### TASK PROMPT:
Find every line with the word "color". Copy those lines.

------------------------------

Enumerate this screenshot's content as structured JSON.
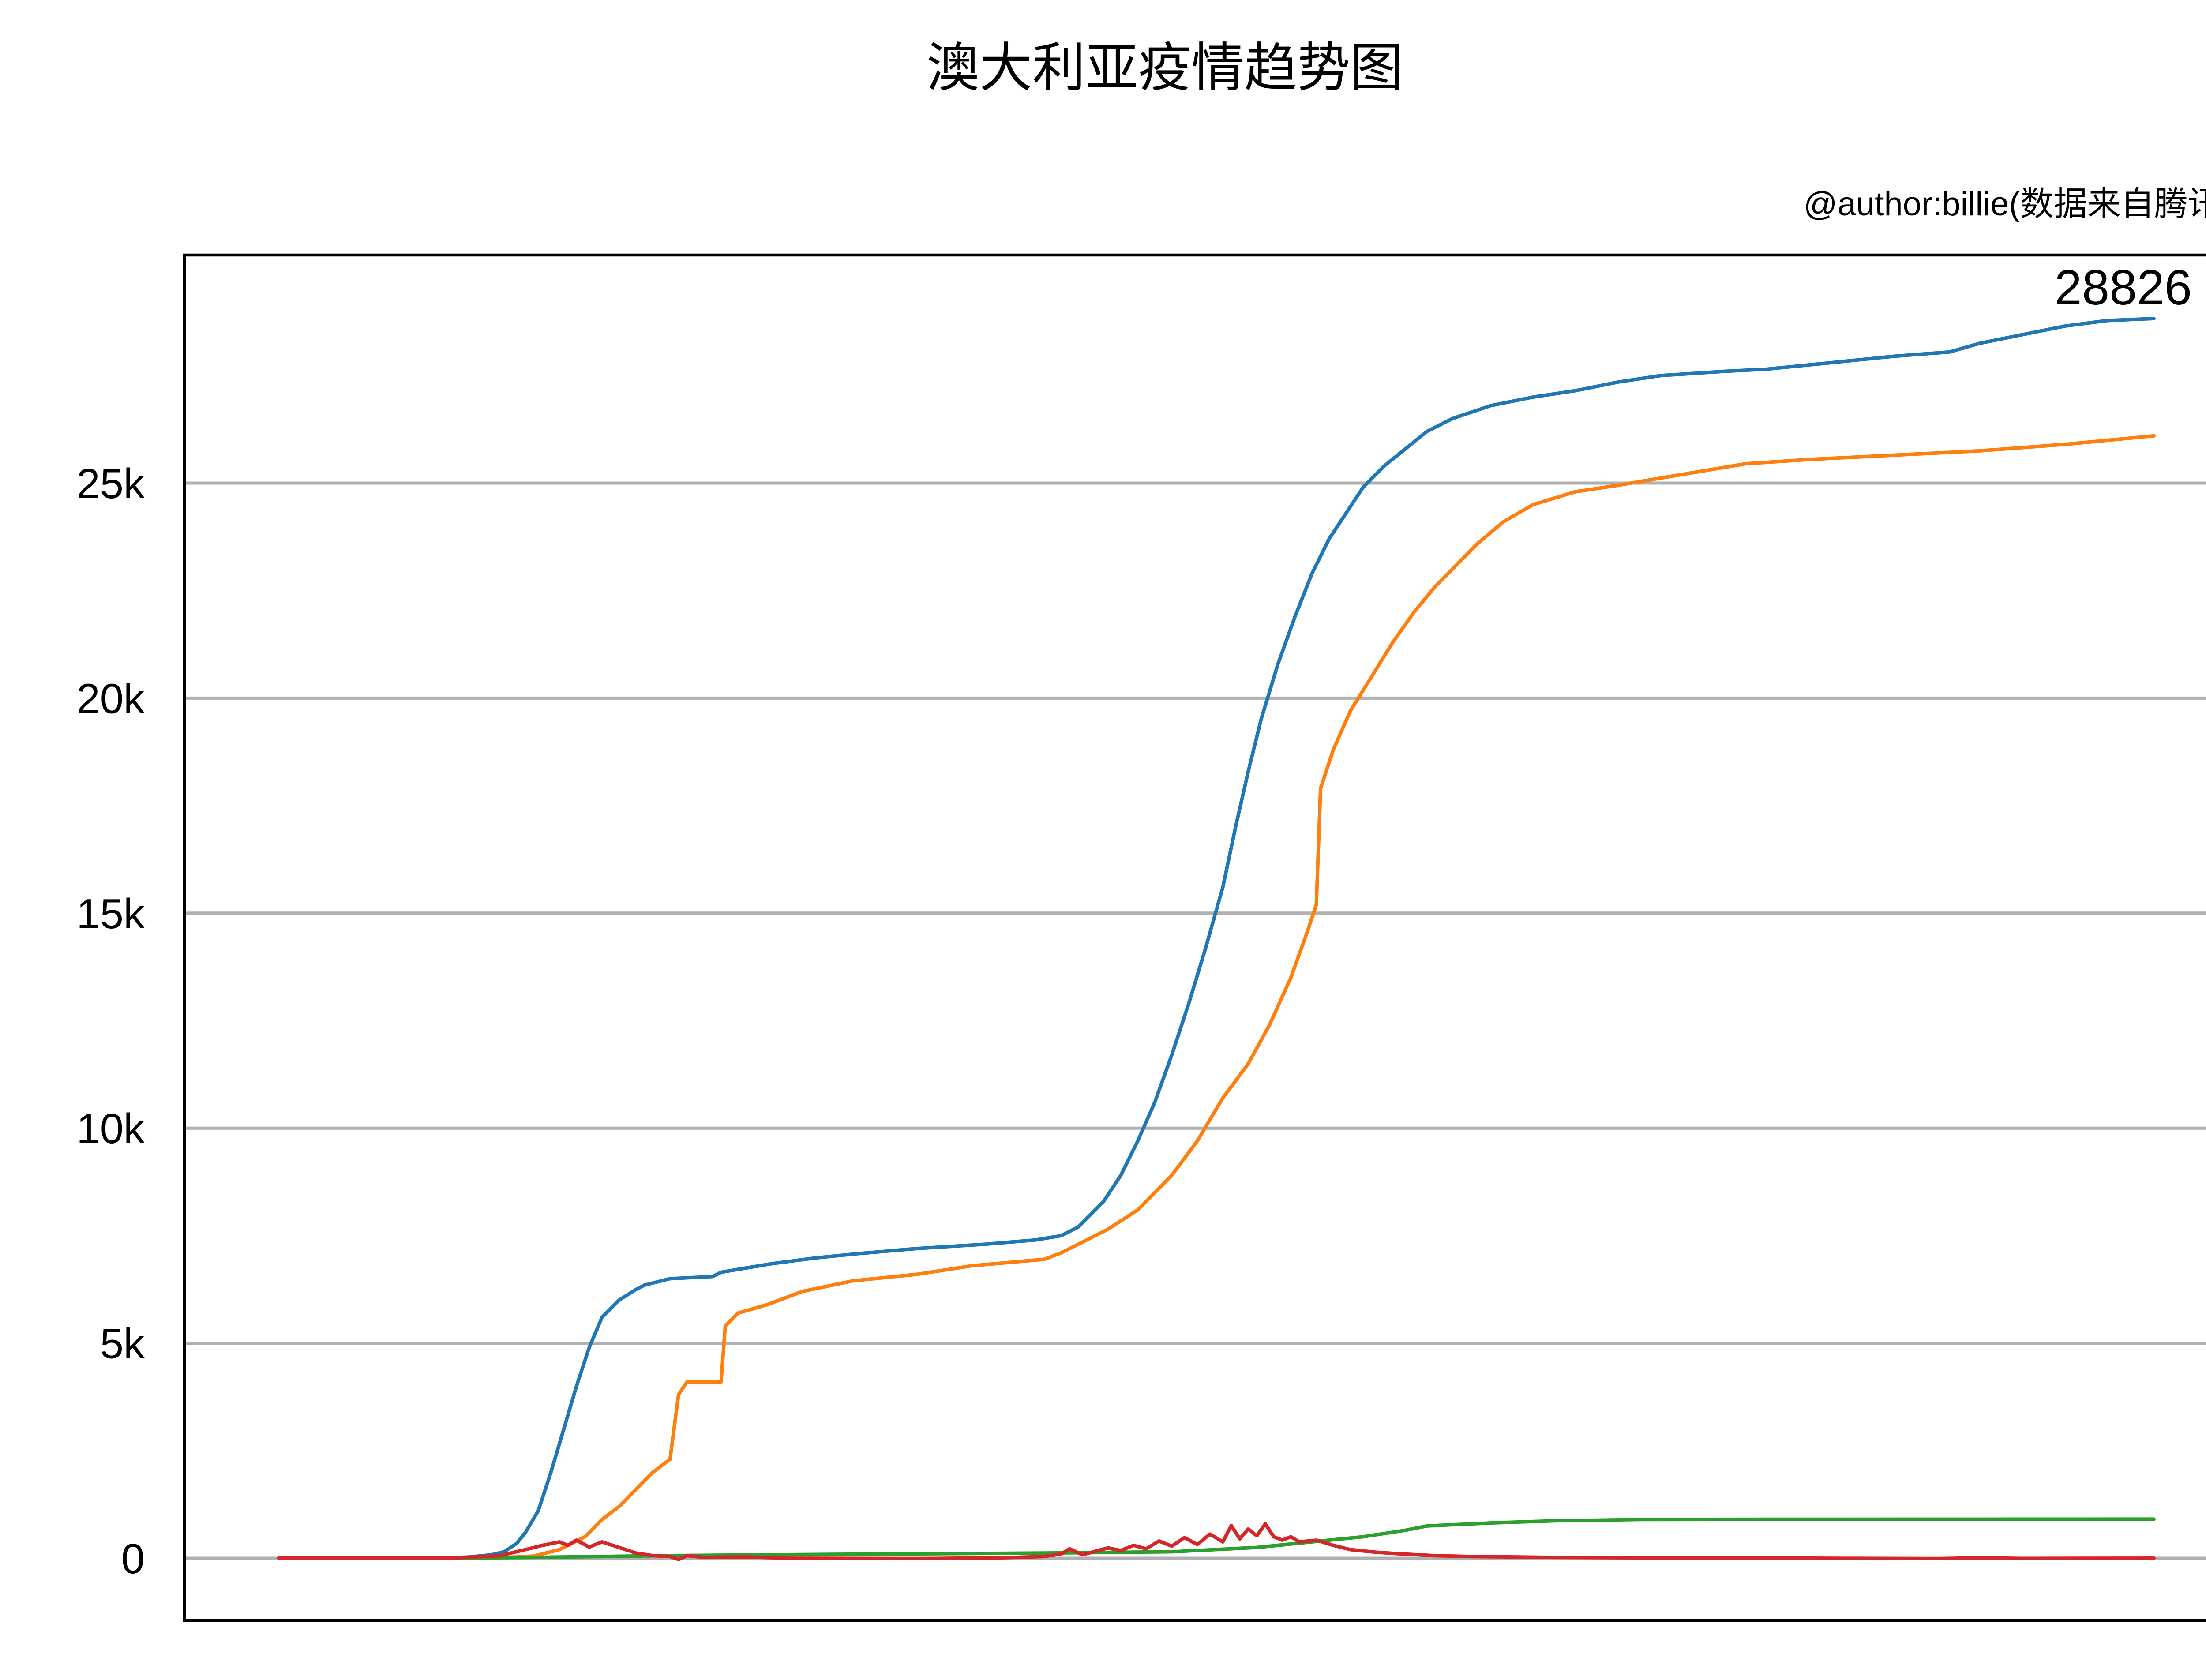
{
  "chart_data": {
    "type": "line",
    "title": "澳大利亚疫情趋势图",
    "subtitle": "@author:billie(数据来自腾讯)",
    "xlabel": "",
    "ylabel": "",
    "x_range": [
      0,
      441
    ],
    "ylim": [
      -1500,
      30000
    ],
    "y_ticks": [
      0,
      5000,
      10000,
      15000,
      20000,
      25000
    ],
    "y_tick_labels": [
      "0",
      "5k",
      "10k",
      "15k",
      "20k",
      "25k"
    ],
    "grid": "horizontal",
    "legend": "none",
    "end_label": "28826",
    "series": [
      {
        "color": "#1f77b4",
        "points": [
          [
            0,
            0
          ],
          [
            30,
            3
          ],
          [
            40,
            8
          ],
          [
            45,
            30
          ],
          [
            50,
            80
          ],
          [
            53,
            150
          ],
          [
            56,
            350
          ],
          [
            58,
            600
          ],
          [
            61,
            1100
          ],
          [
            64,
            2000
          ],
          [
            67,
            3000
          ],
          [
            70,
            4000
          ],
          [
            73,
            4900
          ],
          [
            76,
            5600
          ],
          [
            80,
            6000
          ],
          [
            84,
            6250
          ],
          [
            86,
            6350
          ],
          [
            90,
            6450
          ],
          [
            92,
            6500
          ],
          [
            102,
            6550
          ],
          [
            104,
            6650
          ],
          [
            110,
            6750
          ],
          [
            116,
            6850
          ],
          [
            126,
            6980
          ],
          [
            136,
            7080
          ],
          [
            150,
            7200
          ],
          [
            166,
            7300
          ],
          [
            178,
            7400
          ],
          [
            184,
            7500
          ],
          [
            188,
            7700
          ],
          [
            190,
            7900
          ],
          [
            194,
            8300
          ],
          [
            198,
            8900
          ],
          [
            202,
            9700
          ],
          [
            206,
            10600
          ],
          [
            210,
            11700
          ],
          [
            214,
            12900
          ],
          [
            218,
            14200
          ],
          [
            222,
            15600
          ],
          [
            225,
            17000
          ],
          [
            228,
            18300
          ],
          [
            231,
            19500
          ],
          [
            235,
            20800
          ],
          [
            239,
            21900
          ],
          [
            243,
            22900
          ],
          [
            247,
            23700
          ],
          [
            251,
            24300
          ],
          [
            255,
            24900
          ],
          [
            260,
            25400
          ],
          [
            265,
            25800
          ],
          [
            270,
            26200
          ],
          [
            276,
            26500
          ],
          [
            285,
            26800
          ],
          [
            295,
            27000
          ],
          [
            305,
            27150
          ],
          [
            315,
            27350
          ],
          [
            325,
            27500
          ],
          [
            340,
            27600
          ],
          [
            350,
            27650
          ],
          [
            365,
            27800
          ],
          [
            380,
            27950
          ],
          [
            393,
            28050
          ],
          [
            400,
            28250
          ],
          [
            410,
            28450
          ],
          [
            420,
            28650
          ],
          [
            430,
            28780
          ],
          [
            441,
            28826
          ]
        ]
      },
      {
        "color": "#ff7f0e",
        "points": [
          [
            0,
            0
          ],
          [
            50,
            0
          ],
          [
            60,
            50
          ],
          [
            66,
            200
          ],
          [
            72,
            500
          ],
          [
            76,
            900
          ],
          [
            80,
            1200
          ],
          [
            84,
            1600
          ],
          [
            88,
            2000
          ],
          [
            92,
            2300
          ],
          [
            94,
            3800
          ],
          [
            96,
            4100
          ],
          [
            104,
            4100
          ],
          [
            105,
            5400
          ],
          [
            108,
            5700
          ],
          [
            115,
            5900
          ],
          [
            123,
            6200
          ],
          [
            135,
            6450
          ],
          [
            150,
            6600
          ],
          [
            163,
            6800
          ],
          [
            180,
            6950
          ],
          [
            184,
            7100
          ],
          [
            190,
            7400
          ],
          [
            195,
            7650
          ],
          [
            202,
            8100
          ],
          [
            210,
            8900
          ],
          [
            216,
            9700
          ],
          [
            222,
            10700
          ],
          [
            228,
            11500
          ],
          [
            233,
            12400
          ],
          [
            238,
            13500
          ],
          [
            242,
            14600
          ],
          [
            244,
            15200
          ],
          [
            245,
            17900
          ],
          [
            248,
            18800
          ],
          [
            252,
            19700
          ],
          [
            257,
            20500
          ],
          [
            262,
            21300
          ],
          [
            267,
            22000
          ],
          [
            272,
            22600
          ],
          [
            277,
            23100
          ],
          [
            282,
            23600
          ],
          [
            288,
            24100
          ],
          [
            295,
            24500
          ],
          [
            305,
            24800
          ],
          [
            315,
            24950
          ],
          [
            330,
            25200
          ],
          [
            345,
            25450
          ],
          [
            360,
            25550
          ],
          [
            380,
            25650
          ],
          [
            400,
            25750
          ],
          [
            420,
            25900
          ],
          [
            441,
            26100
          ]
        ]
      },
      {
        "color": "#2ca02c",
        "points": [
          [
            0,
            0
          ],
          [
            40,
            0
          ],
          [
            60,
            20
          ],
          [
            90,
            60
          ],
          [
            130,
            90
          ],
          [
            180,
            120
          ],
          [
            210,
            150
          ],
          [
            230,
            250
          ],
          [
            245,
            400
          ],
          [
            255,
            500
          ],
          [
            265,
            650
          ],
          [
            270,
            750
          ],
          [
            285,
            820
          ],
          [
            300,
            870
          ],
          [
            320,
            900
          ],
          [
            350,
            905
          ],
          [
            400,
            907
          ],
          [
            441,
            909
          ]
        ]
      },
      {
        "color": "#d62728",
        "points": [
          [
            0,
            0
          ],
          [
            40,
            0
          ],
          [
            52,
            60
          ],
          [
            58,
            200
          ],
          [
            62,
            300
          ],
          [
            66,
            380
          ],
          [
            68,
            300
          ],
          [
            70,
            420
          ],
          [
            73,
            260
          ],
          [
            76,
            380
          ],
          [
            80,
            250
          ],
          [
            84,
            120
          ],
          [
            88,
            60
          ],
          [
            92,
            40
          ],
          [
            94,
            -30
          ],
          [
            96,
            60
          ],
          [
            100,
            20
          ],
          [
            110,
            30
          ],
          [
            120,
            0
          ],
          [
            150,
            -10
          ],
          [
            170,
            10
          ],
          [
            180,
            40
          ],
          [
            184,
            100
          ],
          [
            186,
            220
          ],
          [
            189,
            80
          ],
          [
            192,
            160
          ],
          [
            195,
            240
          ],
          [
            198,
            180
          ],
          [
            201,
            300
          ],
          [
            204,
            220
          ],
          [
            207,
            400
          ],
          [
            210,
            280
          ],
          [
            213,
            480
          ],
          [
            216,
            320
          ],
          [
            219,
            560
          ],
          [
            222,
            380
          ],
          [
            224,
            760
          ],
          [
            226,
            450
          ],
          [
            228,
            680
          ],
          [
            230,
            520
          ],
          [
            232,
            800
          ],
          [
            234,
            500
          ],
          [
            236,
            420
          ],
          [
            238,
            500
          ],
          [
            240,
            380
          ],
          [
            244,
            420
          ],
          [
            248,
            300
          ],
          [
            252,
            200
          ],
          [
            258,
            140
          ],
          [
            264,
            100
          ],
          [
            272,
            60
          ],
          [
            280,
            40
          ],
          [
            300,
            20
          ],
          [
            320,
            10
          ],
          [
            360,
            0
          ],
          [
            390,
            -10
          ],
          [
            400,
            10
          ],
          [
            410,
            -5
          ],
          [
            441,
            0
          ]
        ]
      }
    ]
  }
}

------------------------------

### SOLUTION TO THE PROBLEM:
        "color": "#1f77b4",
        "color": "#ff7f0e",
        "color": "#2ca02c",
        "color": "#d62728",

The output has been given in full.